━━ Information given

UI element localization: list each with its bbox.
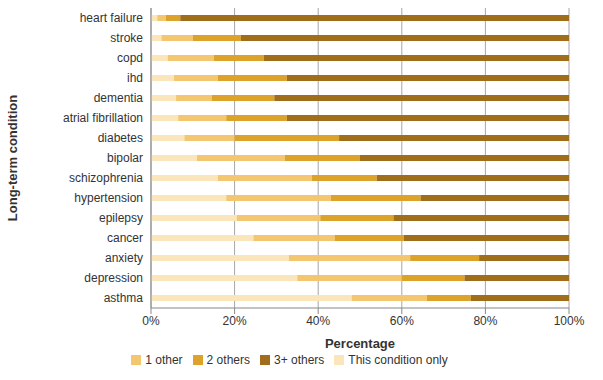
svg-text:Percentage: Percentage (325, 336, 395, 351)
svg-text:ihd: ihd (127, 71, 143, 85)
svg-text:copd: copd (117, 51, 143, 65)
html-text:This condition only: This condition only (348, 353, 448, 367)
svg-text:atrial fibrillation: atrial fibrillation (63, 111, 143, 125)
svg-text:depression: depression (84, 271, 143, 285)
svg-text:80%: 80% (473, 314, 497, 328)
svg-text:0%: 0% (142, 314, 160, 328)
svg-text:stroke: stroke (110, 31, 143, 45)
svg-text:60%: 60% (390, 314, 414, 328)
html-text:3+ others: 3+ others (274, 353, 325, 367)
svg-text:hypertension: hypertension (74, 191, 143, 205)
svg-text:epilepsy: epilepsy (99, 211, 143, 225)
svg-text:anxiety: anxiety (105, 251, 143, 265)
svg-text:dementia: dementia (94, 91, 144, 105)
svg-text:20%: 20% (223, 314, 247, 328)
svg-text:40%: 40% (306, 314, 330, 328)
svg-text:100%: 100% (554, 314, 585, 328)
svg-text:Long-term condition: Long-term condition (8, 95, 20, 221)
html-text:1 other: 1 other (145, 353, 183, 367)
svg-text:bipolar: bipolar (107, 151, 143, 165)
svg-text:asthma: asthma (104, 291, 144, 305)
svg-text:diabetes: diabetes (98, 131, 143, 145)
html-text:2 others: 2 others (206, 353, 250, 367)
svg-text:schizophrenia: schizophrenia (69, 171, 143, 185)
svg-text:heart failure: heart failure (80, 11, 144, 25)
svg-text:cancer: cancer (107, 231, 143, 245)
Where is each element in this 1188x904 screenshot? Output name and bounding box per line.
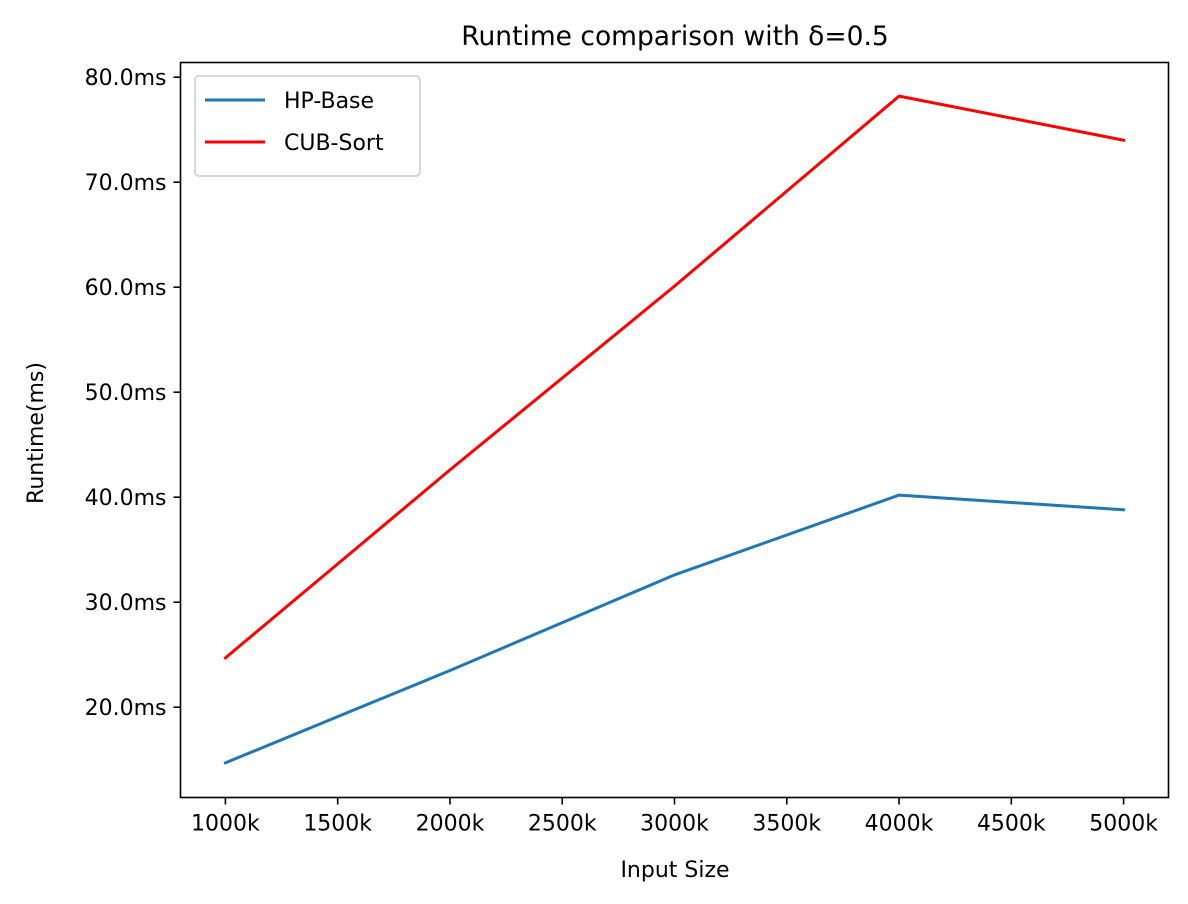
series-line-hp-base — [223, 493, 1126, 765]
legend: HP-Base CUB-Sort — [194, 75, 421, 177]
y-tick-label: 50.0ms — [85, 381, 167, 406]
ticks-layer: 1000k 1500k 2000k 2500k 3000k 3500k 4000k 4500k… — [85, 66, 1159, 836]
legend-label: HP-Base — [284, 89, 374, 114]
y-tick-label: 20.0ms — [85, 696, 167, 721]
y-tick-label: 30.0ms — [85, 591, 167, 616]
y-axis-title: Runtime(ms) — [24, 362, 49, 504]
x-axis-title: Input Size — [620, 858, 729, 883]
plot-area-frame — [179, 61, 1170, 799]
x-tick-label: 5000k — [1089, 812, 1158, 837]
x-tick-label: 4500k — [977, 812, 1046, 837]
x-tick-label: 2000k — [416, 812, 485, 837]
x-tick-label: 1000k — [191, 812, 260, 837]
y-tick-label: 40.0ms — [85, 486, 167, 511]
x-tick-label: 1500k — [303, 812, 372, 837]
x-tick-label: 2500k — [528, 812, 597, 837]
x-tick-label: 3000k — [640, 812, 709, 837]
y-tick-label: 60.0ms — [85, 276, 167, 301]
x-tick-label: 3500k — [752, 812, 821, 837]
x-tick-label: 4000k — [865, 812, 934, 837]
legend-label: CUB-Sort — [284, 131, 384, 156]
series-layer — [223, 94, 1126, 765]
y-tick-label: 80.0ms — [85, 66, 167, 91]
series-line-cub-sort — [223, 94, 1126, 660]
chart-title: Runtime comparison with δ=0.5 — [461, 21, 888, 52]
y-tick-label: 70.0ms — [85, 171, 167, 196]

━━━━

◆ Your objective: From the records above, extract word for word each line, starting with the line that contains "series-line-hp-base — [223, 493, 1126, 765]" and continuing through the line that contains "series-line-cub-sort — [223, 94, 1126, 660]", with both of those lines included.

◆ Exercise output:
series-line-hp-base — [223, 493, 1126, 765]
legend: HP-Base CUB-Sort — [194, 75, 421, 177]
y-tick-label: 50.0ms — [85, 381, 167, 406]
ticks-layer: 1000k 1500k 2000k 2500k 3000k 3500k 4000k 4500k… — [85, 66, 1159, 836]
legend-label: HP-Base — [284, 89, 374, 114]
y-tick-label: 20.0ms — [85, 696, 167, 721]
y-tick-label: 30.0ms — [85, 591, 167, 616]
y-axis-title: Runtime(ms) — [24, 362, 49, 504]
x-axis-title: Input Size — [620, 858, 729, 883]
plot-area-frame — [179, 61, 1170, 799]
x-tick-label: 5000k — [1089, 812, 1158, 837]
x-tick-label: 4500k — [977, 812, 1046, 837]
x-tick-label: 2000k — [416, 812, 485, 837]
x-tick-label: 1000k — [191, 812, 260, 837]
y-tick-label: 40.0ms — [85, 486, 167, 511]
x-tick-label: 1500k — [303, 812, 372, 837]
x-tick-label: 2500k — [528, 812, 597, 837]
x-tick-label: 3000k — [640, 812, 709, 837]
y-tick-label: 60.0ms — [85, 276, 167, 301]
x-tick-label: 3500k — [752, 812, 821, 837]
x-tick-label: 4000k — [865, 812, 934, 837]
legend-label: CUB-Sort — [284, 131, 384, 156]
series-layer — [223, 94, 1126, 765]
y-tick-label: 80.0ms — [85, 66, 167, 91]
series-line-cub-sort — [223, 94, 1126, 660]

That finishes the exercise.